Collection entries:

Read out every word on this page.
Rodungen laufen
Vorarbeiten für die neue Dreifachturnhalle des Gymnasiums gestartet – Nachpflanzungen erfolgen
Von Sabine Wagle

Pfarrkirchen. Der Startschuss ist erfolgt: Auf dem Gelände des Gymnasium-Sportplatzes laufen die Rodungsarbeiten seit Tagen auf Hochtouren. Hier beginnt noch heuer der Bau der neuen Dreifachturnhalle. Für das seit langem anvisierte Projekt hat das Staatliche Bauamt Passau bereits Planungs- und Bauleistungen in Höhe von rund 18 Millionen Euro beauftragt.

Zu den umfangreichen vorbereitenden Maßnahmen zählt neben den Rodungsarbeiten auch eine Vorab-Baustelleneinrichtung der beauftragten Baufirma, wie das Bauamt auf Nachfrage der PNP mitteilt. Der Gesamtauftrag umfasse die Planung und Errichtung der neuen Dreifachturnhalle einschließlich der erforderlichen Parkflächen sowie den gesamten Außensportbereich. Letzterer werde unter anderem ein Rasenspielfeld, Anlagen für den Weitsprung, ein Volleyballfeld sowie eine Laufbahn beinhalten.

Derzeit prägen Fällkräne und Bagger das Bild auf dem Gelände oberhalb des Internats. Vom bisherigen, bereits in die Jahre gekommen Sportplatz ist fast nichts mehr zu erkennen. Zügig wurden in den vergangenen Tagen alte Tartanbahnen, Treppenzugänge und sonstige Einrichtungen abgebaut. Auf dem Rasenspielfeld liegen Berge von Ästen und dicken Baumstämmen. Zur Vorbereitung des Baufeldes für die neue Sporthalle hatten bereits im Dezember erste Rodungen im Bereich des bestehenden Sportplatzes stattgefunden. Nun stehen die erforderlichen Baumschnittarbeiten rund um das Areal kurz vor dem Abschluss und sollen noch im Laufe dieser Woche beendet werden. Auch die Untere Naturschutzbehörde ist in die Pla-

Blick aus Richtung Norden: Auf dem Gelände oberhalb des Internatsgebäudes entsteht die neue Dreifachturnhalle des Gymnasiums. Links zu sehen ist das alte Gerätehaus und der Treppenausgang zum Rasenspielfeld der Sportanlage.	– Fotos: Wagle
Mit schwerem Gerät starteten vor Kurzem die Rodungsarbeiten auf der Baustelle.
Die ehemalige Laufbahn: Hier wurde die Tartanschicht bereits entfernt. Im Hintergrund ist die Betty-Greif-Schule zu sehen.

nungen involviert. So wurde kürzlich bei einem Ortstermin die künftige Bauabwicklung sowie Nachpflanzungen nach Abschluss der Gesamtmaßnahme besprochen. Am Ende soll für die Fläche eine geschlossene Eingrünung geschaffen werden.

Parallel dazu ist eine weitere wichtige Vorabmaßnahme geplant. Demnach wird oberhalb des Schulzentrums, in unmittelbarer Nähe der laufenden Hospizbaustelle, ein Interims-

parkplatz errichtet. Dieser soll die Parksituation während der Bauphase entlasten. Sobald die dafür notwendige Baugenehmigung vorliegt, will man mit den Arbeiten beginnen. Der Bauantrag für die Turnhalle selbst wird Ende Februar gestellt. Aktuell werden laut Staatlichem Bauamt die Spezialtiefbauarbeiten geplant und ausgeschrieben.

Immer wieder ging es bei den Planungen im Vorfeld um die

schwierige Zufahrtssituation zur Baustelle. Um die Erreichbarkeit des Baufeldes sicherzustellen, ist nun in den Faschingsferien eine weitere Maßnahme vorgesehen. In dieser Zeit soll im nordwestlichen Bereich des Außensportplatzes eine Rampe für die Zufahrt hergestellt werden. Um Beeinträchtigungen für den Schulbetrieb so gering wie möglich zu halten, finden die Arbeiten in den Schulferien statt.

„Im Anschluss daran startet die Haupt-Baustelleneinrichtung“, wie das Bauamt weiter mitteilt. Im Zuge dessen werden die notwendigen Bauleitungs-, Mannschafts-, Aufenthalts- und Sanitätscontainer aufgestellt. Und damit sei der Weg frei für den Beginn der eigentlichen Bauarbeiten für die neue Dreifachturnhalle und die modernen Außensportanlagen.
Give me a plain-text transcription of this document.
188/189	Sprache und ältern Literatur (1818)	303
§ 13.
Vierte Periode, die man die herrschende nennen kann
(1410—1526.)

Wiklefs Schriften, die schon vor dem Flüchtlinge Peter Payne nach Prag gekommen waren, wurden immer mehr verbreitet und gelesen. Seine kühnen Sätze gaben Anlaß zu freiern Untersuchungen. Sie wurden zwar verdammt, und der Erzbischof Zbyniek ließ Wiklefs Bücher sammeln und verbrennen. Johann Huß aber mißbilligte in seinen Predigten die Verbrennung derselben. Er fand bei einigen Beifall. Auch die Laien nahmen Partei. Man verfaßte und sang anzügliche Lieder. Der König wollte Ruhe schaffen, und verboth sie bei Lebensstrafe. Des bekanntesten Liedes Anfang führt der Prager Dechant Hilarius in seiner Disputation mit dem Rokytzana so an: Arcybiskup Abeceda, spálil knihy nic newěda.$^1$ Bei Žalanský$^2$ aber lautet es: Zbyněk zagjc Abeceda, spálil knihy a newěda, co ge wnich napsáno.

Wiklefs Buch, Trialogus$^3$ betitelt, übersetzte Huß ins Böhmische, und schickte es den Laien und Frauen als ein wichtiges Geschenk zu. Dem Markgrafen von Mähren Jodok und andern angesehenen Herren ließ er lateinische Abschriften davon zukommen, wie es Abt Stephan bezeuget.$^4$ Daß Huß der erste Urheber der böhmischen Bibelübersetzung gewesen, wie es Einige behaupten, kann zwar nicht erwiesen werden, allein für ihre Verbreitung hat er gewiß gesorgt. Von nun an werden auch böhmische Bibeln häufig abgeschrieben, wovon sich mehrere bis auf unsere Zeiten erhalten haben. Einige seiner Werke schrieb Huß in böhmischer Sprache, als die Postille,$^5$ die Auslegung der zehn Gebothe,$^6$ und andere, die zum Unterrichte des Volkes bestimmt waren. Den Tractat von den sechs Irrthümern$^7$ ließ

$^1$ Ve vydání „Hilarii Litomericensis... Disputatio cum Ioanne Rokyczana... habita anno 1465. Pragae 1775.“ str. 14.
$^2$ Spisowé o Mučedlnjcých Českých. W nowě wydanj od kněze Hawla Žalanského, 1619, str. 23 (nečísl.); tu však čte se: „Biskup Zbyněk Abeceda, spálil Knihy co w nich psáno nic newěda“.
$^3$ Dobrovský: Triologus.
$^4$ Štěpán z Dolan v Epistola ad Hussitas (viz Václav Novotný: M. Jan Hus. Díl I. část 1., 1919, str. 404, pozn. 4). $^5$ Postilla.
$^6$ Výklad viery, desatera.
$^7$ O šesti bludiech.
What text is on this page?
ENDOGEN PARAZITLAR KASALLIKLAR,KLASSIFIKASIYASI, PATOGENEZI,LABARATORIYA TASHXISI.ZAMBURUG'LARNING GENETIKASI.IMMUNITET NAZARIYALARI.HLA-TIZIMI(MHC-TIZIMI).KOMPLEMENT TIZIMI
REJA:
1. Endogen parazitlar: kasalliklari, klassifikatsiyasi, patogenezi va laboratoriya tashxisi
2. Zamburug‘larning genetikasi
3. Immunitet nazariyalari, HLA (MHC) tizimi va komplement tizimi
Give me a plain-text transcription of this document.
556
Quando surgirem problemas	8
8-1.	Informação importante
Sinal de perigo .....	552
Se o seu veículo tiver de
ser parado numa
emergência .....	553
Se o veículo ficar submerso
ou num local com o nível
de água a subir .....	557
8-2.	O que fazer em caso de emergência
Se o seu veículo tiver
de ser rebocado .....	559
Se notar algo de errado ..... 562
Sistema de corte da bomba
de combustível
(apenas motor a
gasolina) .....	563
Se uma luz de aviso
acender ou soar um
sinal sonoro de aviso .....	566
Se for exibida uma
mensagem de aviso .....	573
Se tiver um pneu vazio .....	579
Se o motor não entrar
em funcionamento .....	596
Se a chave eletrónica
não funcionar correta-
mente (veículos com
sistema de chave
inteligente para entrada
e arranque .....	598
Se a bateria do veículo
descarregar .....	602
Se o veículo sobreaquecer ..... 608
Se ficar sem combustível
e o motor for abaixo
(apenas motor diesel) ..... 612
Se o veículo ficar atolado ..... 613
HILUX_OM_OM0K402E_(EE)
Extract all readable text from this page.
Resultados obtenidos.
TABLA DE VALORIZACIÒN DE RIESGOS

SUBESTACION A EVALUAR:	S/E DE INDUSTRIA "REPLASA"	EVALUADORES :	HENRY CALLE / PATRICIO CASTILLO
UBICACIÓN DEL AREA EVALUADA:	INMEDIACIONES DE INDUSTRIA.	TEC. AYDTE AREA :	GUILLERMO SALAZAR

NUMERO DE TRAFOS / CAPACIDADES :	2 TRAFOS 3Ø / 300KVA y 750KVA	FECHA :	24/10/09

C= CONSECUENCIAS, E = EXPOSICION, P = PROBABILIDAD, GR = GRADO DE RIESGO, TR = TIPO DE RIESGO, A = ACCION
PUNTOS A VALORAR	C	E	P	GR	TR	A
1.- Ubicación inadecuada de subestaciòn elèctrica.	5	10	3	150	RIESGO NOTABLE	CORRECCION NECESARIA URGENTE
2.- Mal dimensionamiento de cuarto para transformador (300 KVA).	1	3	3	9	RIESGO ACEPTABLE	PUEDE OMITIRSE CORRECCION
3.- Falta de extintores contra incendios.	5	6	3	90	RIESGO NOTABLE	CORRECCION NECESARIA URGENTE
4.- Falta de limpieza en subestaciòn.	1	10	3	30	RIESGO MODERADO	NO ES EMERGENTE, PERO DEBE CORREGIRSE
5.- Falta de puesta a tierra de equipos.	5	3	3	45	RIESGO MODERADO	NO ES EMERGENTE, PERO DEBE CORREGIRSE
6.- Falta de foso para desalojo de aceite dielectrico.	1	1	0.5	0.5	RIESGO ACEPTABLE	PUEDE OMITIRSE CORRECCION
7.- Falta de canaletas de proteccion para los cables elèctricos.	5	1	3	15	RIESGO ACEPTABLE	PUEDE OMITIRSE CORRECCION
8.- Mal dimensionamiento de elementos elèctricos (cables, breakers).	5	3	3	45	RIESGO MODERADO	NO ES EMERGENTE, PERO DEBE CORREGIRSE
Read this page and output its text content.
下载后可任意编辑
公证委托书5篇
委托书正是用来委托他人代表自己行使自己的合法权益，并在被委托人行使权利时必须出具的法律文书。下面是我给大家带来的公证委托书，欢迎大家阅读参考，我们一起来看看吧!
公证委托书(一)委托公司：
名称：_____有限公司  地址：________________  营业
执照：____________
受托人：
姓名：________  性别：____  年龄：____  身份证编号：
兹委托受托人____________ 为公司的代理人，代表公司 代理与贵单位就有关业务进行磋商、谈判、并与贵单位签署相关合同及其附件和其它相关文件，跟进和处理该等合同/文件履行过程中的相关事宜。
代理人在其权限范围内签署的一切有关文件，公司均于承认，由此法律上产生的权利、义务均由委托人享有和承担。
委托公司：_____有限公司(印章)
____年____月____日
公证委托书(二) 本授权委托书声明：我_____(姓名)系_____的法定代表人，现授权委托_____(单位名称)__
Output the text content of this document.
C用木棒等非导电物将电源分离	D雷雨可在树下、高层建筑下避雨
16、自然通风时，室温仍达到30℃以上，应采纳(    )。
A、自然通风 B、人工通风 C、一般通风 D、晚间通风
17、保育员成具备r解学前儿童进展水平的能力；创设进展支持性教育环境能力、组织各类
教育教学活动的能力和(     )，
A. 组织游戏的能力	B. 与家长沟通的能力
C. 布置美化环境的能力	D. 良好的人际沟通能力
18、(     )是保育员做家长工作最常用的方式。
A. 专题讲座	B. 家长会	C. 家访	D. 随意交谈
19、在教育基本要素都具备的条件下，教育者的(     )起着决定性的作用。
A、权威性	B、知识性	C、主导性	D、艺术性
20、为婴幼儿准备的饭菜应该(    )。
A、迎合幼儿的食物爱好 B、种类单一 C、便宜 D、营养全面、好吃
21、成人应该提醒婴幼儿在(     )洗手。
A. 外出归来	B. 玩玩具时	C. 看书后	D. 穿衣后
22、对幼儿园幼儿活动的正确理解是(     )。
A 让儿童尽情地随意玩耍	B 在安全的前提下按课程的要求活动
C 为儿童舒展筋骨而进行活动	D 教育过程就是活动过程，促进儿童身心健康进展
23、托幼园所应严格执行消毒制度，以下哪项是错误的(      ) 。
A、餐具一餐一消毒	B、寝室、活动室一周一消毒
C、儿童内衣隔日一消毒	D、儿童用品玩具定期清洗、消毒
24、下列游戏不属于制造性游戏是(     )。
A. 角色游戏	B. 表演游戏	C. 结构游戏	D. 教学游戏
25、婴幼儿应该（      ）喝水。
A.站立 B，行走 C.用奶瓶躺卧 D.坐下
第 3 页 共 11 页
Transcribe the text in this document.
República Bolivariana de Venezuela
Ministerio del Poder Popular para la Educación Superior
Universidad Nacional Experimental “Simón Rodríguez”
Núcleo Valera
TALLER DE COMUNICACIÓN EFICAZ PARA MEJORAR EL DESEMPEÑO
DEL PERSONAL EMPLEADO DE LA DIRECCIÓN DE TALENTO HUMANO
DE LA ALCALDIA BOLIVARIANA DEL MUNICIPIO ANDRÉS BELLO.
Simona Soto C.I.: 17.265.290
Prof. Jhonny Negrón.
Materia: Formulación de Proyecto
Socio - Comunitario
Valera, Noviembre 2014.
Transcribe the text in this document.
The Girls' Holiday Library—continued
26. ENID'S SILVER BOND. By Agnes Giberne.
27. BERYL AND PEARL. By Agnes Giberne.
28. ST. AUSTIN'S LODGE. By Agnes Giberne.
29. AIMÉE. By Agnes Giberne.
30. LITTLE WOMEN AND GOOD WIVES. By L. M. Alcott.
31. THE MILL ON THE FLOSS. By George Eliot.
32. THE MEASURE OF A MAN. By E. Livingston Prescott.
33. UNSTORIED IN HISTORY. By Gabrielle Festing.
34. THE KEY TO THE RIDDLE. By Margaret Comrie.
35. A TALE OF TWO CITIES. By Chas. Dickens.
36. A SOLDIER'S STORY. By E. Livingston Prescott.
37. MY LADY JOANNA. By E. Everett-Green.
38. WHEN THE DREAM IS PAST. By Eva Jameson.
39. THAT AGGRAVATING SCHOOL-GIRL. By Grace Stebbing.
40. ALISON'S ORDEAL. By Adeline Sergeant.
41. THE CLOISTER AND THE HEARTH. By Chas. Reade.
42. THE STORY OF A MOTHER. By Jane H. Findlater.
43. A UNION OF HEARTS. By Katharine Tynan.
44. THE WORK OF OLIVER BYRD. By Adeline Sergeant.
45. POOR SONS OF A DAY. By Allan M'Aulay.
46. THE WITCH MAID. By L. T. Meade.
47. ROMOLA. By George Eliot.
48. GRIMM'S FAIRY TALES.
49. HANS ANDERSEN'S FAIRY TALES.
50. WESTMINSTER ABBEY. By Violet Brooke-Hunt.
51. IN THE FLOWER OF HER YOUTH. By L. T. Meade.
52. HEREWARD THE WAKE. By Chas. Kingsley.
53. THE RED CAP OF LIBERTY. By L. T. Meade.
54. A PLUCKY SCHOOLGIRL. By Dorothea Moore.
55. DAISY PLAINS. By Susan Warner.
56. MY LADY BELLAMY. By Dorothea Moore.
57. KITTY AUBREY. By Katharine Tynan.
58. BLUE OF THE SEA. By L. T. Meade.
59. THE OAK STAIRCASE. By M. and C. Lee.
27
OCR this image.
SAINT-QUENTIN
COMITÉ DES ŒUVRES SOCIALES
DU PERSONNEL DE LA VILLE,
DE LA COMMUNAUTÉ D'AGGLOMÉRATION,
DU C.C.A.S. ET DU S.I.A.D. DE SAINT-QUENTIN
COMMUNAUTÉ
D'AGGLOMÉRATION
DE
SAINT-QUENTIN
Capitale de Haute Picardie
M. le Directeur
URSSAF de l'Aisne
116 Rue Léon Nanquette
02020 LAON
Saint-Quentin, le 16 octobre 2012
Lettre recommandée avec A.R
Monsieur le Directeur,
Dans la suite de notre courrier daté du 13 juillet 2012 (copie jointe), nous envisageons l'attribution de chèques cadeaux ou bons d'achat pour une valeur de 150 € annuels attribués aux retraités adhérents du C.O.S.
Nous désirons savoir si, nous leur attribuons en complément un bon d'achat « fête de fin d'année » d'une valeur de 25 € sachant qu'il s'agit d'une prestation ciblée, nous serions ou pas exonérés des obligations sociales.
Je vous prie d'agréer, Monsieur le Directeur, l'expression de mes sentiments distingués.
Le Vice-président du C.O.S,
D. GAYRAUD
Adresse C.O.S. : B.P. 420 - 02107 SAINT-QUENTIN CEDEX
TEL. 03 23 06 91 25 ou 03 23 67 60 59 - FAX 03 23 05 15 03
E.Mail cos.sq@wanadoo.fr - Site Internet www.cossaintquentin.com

Task brief:
How many lines of the listing above include the word "Sprache"? Reply with the number alone.

Task output:
2